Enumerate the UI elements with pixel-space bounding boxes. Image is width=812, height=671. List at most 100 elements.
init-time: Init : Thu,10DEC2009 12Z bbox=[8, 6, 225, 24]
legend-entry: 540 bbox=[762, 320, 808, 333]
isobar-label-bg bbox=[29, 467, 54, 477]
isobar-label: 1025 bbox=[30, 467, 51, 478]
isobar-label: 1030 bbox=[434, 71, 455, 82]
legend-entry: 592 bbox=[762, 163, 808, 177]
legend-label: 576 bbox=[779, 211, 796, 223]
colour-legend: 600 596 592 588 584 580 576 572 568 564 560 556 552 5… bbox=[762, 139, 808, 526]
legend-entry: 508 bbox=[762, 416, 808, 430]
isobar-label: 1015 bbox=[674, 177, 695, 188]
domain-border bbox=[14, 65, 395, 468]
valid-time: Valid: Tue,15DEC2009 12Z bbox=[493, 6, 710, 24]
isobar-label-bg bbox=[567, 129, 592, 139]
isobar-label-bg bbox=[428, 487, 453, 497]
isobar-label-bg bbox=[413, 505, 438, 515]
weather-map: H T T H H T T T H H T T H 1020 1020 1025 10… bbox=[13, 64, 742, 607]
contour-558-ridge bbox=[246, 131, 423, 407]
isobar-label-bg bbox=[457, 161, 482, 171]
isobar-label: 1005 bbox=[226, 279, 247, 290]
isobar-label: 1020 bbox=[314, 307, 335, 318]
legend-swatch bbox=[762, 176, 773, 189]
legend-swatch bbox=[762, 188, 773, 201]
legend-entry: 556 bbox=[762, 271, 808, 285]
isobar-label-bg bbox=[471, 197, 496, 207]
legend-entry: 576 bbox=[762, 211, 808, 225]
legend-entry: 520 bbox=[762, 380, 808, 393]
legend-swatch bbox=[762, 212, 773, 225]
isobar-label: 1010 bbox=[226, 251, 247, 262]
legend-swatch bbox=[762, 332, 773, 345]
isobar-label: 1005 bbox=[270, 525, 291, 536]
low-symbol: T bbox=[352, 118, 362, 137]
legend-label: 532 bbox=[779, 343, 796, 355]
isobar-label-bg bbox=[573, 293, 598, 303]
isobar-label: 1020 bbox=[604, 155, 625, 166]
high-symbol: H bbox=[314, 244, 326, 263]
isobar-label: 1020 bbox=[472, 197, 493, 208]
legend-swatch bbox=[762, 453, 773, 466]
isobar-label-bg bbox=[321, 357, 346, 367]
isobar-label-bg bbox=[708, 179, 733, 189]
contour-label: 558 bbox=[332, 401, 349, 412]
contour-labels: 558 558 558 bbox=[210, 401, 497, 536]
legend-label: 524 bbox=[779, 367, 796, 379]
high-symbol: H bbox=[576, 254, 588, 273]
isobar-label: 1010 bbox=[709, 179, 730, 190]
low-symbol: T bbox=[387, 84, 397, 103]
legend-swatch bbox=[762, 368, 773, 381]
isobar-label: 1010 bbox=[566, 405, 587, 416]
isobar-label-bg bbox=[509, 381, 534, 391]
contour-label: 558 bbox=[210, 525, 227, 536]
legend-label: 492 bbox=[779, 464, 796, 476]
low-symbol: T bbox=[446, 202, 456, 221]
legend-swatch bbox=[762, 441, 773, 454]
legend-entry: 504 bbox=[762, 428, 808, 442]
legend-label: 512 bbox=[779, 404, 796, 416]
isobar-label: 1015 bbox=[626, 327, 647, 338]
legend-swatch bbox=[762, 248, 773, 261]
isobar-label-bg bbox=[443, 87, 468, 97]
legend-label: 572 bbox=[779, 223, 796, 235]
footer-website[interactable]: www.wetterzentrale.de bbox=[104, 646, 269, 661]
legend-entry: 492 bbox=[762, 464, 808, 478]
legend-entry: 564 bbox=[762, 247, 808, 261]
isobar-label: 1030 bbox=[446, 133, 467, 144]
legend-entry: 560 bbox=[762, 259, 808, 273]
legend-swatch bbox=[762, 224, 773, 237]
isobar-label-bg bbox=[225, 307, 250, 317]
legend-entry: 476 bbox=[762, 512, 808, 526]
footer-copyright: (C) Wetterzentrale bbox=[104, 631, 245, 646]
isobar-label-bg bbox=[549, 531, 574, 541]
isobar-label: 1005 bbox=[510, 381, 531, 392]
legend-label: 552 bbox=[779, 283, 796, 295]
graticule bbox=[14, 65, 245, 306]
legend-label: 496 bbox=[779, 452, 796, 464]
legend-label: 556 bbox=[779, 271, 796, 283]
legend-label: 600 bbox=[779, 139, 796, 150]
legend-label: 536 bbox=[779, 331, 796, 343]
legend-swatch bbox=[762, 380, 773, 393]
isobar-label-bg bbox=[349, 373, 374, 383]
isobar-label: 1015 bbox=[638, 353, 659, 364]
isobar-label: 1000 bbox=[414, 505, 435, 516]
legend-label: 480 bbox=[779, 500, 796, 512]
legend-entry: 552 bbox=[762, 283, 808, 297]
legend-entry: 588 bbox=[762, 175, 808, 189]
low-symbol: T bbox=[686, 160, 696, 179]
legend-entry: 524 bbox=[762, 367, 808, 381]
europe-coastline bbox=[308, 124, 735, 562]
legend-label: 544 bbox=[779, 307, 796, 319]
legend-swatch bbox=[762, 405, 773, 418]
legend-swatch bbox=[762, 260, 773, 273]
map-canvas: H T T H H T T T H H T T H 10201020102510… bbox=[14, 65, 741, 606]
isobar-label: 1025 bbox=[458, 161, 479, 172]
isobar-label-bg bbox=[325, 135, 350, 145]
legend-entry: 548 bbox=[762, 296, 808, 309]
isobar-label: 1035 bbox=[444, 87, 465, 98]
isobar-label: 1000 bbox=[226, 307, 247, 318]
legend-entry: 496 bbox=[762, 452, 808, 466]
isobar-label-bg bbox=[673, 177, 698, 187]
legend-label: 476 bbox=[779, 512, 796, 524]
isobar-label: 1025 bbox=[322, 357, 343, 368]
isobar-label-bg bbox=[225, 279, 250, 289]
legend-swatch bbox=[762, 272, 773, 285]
_ _ _ _ _
**Aim**
Return every one of the lines above word for word, with nothing changed or left out.

**Full response**
Enumerate the UI elements with pixel-space bounding boxes. Image is width=812, height=671. List at most 100 elements.
init-time: Init : Thu,10DEC2009 12Z bbox=[8, 6, 225, 24]
legend-entry: 540 bbox=[762, 320, 808, 333]
isobar-label-bg bbox=[29, 467, 54, 477]
isobar-label: 1025 bbox=[30, 467, 51, 478]
isobar-label: 1030 bbox=[434, 71, 455, 82]
legend-entry: 592 bbox=[762, 163, 808, 177]
legend-label: 576 bbox=[779, 211, 796, 223]
colour-legend: 600 596 592 588 584 580 576 572 568 564 560 556 552 5… bbox=[762, 139, 808, 526]
legend-entry: 508 bbox=[762, 416, 808, 430]
isobar-label: 1015 bbox=[674, 177, 695, 188]
domain-border bbox=[14, 65, 395, 468]
valid-time: Valid: Tue,15DEC2009 12Z bbox=[493, 6, 710, 24]
isobar-label-bg bbox=[567, 129, 592, 139]
isobar-label-bg bbox=[428, 487, 453, 497]
isobar-label-bg bbox=[413, 505, 438, 515]
weather-map: H T T H H T T T H H T T H 1020 1020 1025 10… bbox=[13, 64, 742, 607]
contour-558-ridge bbox=[246, 131, 423, 407]
isobar-label-bg bbox=[457, 161, 482, 171]
isobar-label: 1005 bbox=[226, 279, 247, 290]
isobar-label: 1020 bbox=[314, 307, 335, 318]
legend-swatch bbox=[762, 176, 773, 189]
legend-swatch bbox=[762, 188, 773, 201]
legend-entry: 556 bbox=[762, 271, 808, 285]
isobar-label-bg bbox=[471, 197, 496, 207]
legend-entry: 576 bbox=[762, 211, 808, 225]
legend-entry: 520 bbox=[762, 380, 808, 393]
legend-swatch bbox=[762, 212, 773, 225]
isobar-label: 1010 bbox=[226, 251, 247, 262]
legend-swatch bbox=[762, 332, 773, 345]
isobar-label: 1005 bbox=[270, 525, 291, 536]
low-symbol: T bbox=[352, 118, 362, 137]
legend-label: 532 bbox=[779, 343, 796, 355]
isobar-label-bg bbox=[573, 293, 598, 303]
isobar-label: 1020 bbox=[604, 155, 625, 166]
high-symbol: H bbox=[314, 244, 326, 263]
isobar-label: 1020 bbox=[472, 197, 493, 208]
legend-swatch bbox=[762, 453, 773, 466]
isobar-label-bg bbox=[321, 357, 346, 367]
isobar-label-bg bbox=[708, 179, 733, 189]
contour-label: 558 bbox=[332, 401, 349, 412]
contour-labels: 558 558 558 bbox=[210, 401, 497, 536]
legend-label: 524 bbox=[779, 367, 796, 379]
high-symbol: H bbox=[576, 254, 588, 273]
isobar-label: 1010 bbox=[709, 179, 730, 190]
low-symbol: T bbox=[387, 84, 397, 103]
legend-swatch bbox=[762, 368, 773, 381]
isobar-label: 1010 bbox=[566, 405, 587, 416]
isobar-label-bg bbox=[509, 381, 534, 391]
contour-label: 558 bbox=[210, 525, 227, 536]
legend-label: 492 bbox=[779, 464, 796, 476]
low-symbol: T bbox=[446, 202, 456, 221]
legend-swatch bbox=[762, 441, 773, 454]
legend-entry: 504 bbox=[762, 428, 808, 442]
legend-label: 512 bbox=[779, 404, 796, 416]
isobar-label: 1015 bbox=[626, 327, 647, 338]
legend-swatch bbox=[762, 248, 773, 261]
isobar-label-bg bbox=[443, 87, 468, 97]
legend-label: 572 bbox=[779, 223, 796, 235]
footer-website[interactable]: www.wetterzentrale.de bbox=[104, 646, 269, 661]
legend-entry: 492 bbox=[762, 464, 808, 478]
legend-entry: 564 bbox=[762, 247, 808, 261]
isobar-label: 1030 bbox=[446, 133, 467, 144]
legend-entry: 560 bbox=[762, 259, 808, 273]
legend-swatch bbox=[762, 224, 773, 237]
isobar-label-bg bbox=[225, 307, 250, 317]
legend-entry: 476 bbox=[762, 512, 808, 526]
footer-copyright: (C) Wetterzentrale bbox=[104, 631, 245, 646]
isobar-label-bg bbox=[549, 531, 574, 541]
isobar-label: 1005 bbox=[510, 381, 531, 392]
legend-label: 552 bbox=[779, 283, 796, 295]
graticule bbox=[14, 65, 245, 306]
legend-label: 496 bbox=[779, 452, 796, 464]
legend-label: 556 bbox=[779, 271, 796, 283]
legend-label: 600 bbox=[779, 139, 796, 150]
legend-label: 536 bbox=[779, 331, 796, 343]
legend-swatch bbox=[762, 380, 773, 393]
isobar-label-bg bbox=[349, 373, 374, 383]
isobar-label: 1015 bbox=[638, 353, 659, 364]
isobar-label: 1000 bbox=[414, 505, 435, 516]
legend-label: 480 bbox=[779, 500, 796, 512]
legend-entry: 552 bbox=[762, 283, 808, 297]
legend-entry: 588 bbox=[762, 175, 808, 189]
low-symbol: T bbox=[686, 160, 696, 179]
legend-entry: 524 bbox=[762, 367, 808, 381]
europe-coastline bbox=[308, 124, 735, 562]
legend-label: 544 bbox=[779, 307, 796, 319]
legend-swatch bbox=[762, 405, 773, 418]
legend-swatch bbox=[762, 260, 773, 273]
map-canvas: H T T H H T T T H H T T H 10201020102510… bbox=[14, 65, 741, 606]
isobar-label: 1025 bbox=[458, 161, 479, 172]
isobar-label-bg bbox=[325, 135, 350, 145]
legend-entry: 548 bbox=[762, 296, 808, 309]
isobar-label: 1035 bbox=[444, 87, 465, 98]
isobar-label: 1000 bbox=[226, 307, 247, 318]
legend-entry: 496 bbox=[762, 452, 808, 466]
isobar-label-bg bbox=[673, 177, 698, 187]
legend-label: 476 bbox=[779, 512, 796, 524]
isobar-label: 1025 bbox=[322, 357, 343, 368]
isobar-label-bg bbox=[225, 279, 250, 289]
legend-swatch bbox=[762, 272, 773, 285]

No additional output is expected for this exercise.